■ **Requirements**: From the listing below, tally the lines that include "icon". Return only the total.
== Provided records
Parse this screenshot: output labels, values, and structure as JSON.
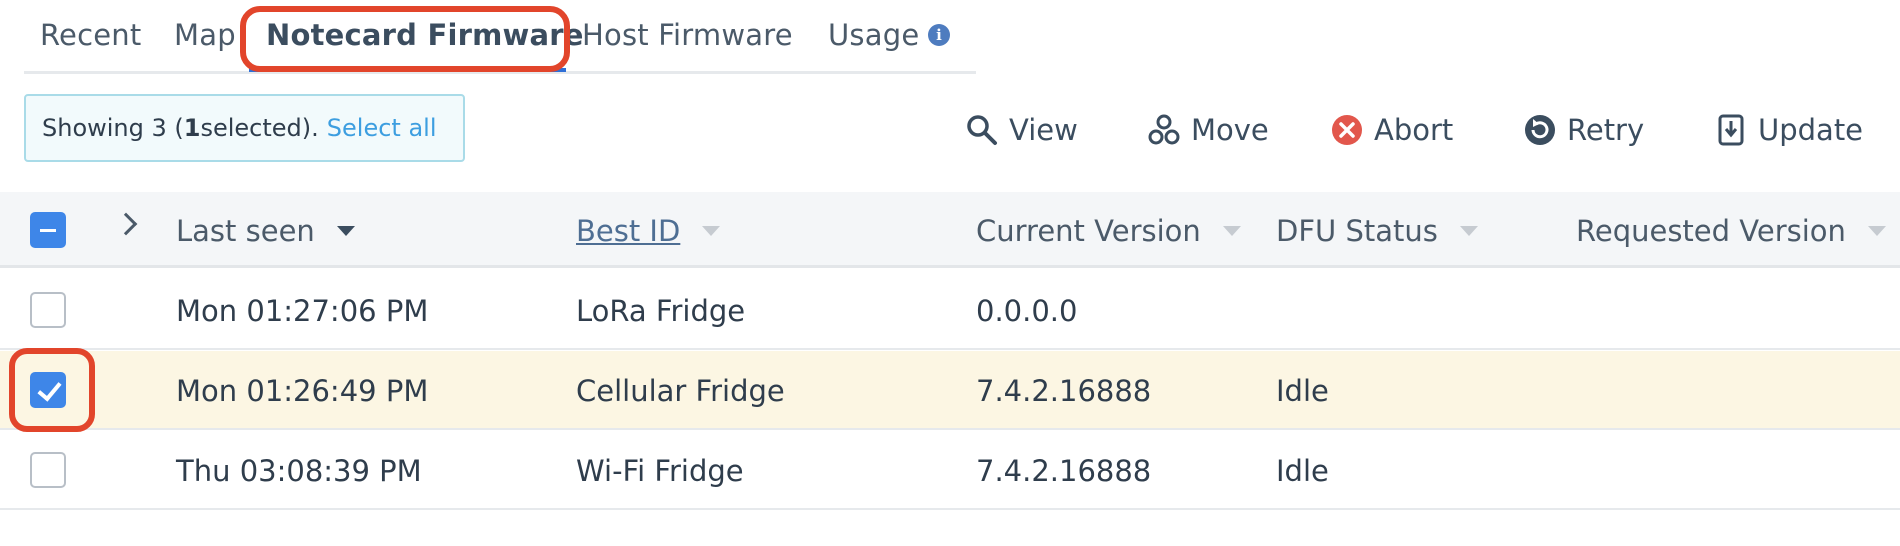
{
  "tabs": [
    {
      "label": "Recent"
    },
    {
      "label": "Map"
    },
    {
      "label": "Notecard Firmware",
      "active": true
    },
    {
      "label": "Host Firmware"
    },
    {
      "label": "Usage"
    }
  ],
  "selection": {
    "prefix": "Showing 3 (",
    "count": "1",
    "suffix": " selected).",
    "select_all": "Select all"
  },
  "actions": [
    {
      "label": "View",
      "icon": "search-icon"
    },
    {
      "label": "Move",
      "icon": "move-icon"
    },
    {
      "label": "Abort",
      "icon": "abort-icon"
    },
    {
      "label": "Retry",
      "icon": "retry-icon"
    },
    {
      "label": "Update",
      "icon": "update-icon"
    }
  ],
  "table": {
    "columns": [
      "Last seen",
      "Best ID",
      "Current Version",
      "DFU Status",
      "Requested Version"
    ],
    "rows": [
      {
        "checked": false,
        "last_seen": "Mon 01:27:06 PM",
        "best_id": "LoRa Fridge",
        "current_version": "0.0.0.0",
        "dfu_status": "",
        "requested_version": ""
      },
      {
        "checked": true,
        "last_seen": "Mon 01:26:49 PM",
        "best_id": "Cellular Fridge",
        "current_version": "7.4.2.16888",
        "dfu_status": "Idle",
        "requested_version": ""
      },
      {
        "checked": false,
        "last_seen": "Thu 03:08:39 PM",
        "best_id": "Wi-Fi Fridge",
        "current_version": "7.4.2.16888",
        "dfu_status": "Idle",
        "requested_version": ""
      }
    ]
  },
  "colors": {
    "accent": "#3e86e8",
    "highlight": "#e2452b",
    "selected_row": "#fcf6e3",
    "link": "#3d9ee0"
  }
}
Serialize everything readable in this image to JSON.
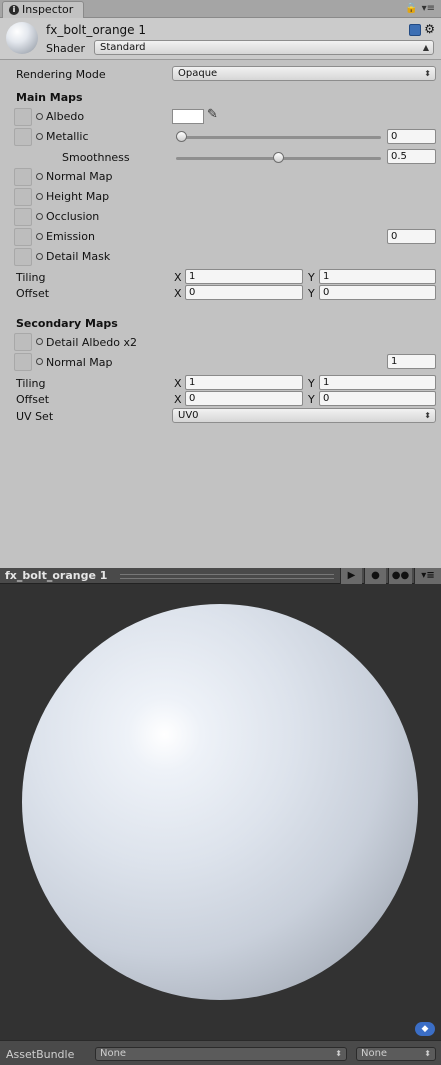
====
■ **Full output**: 5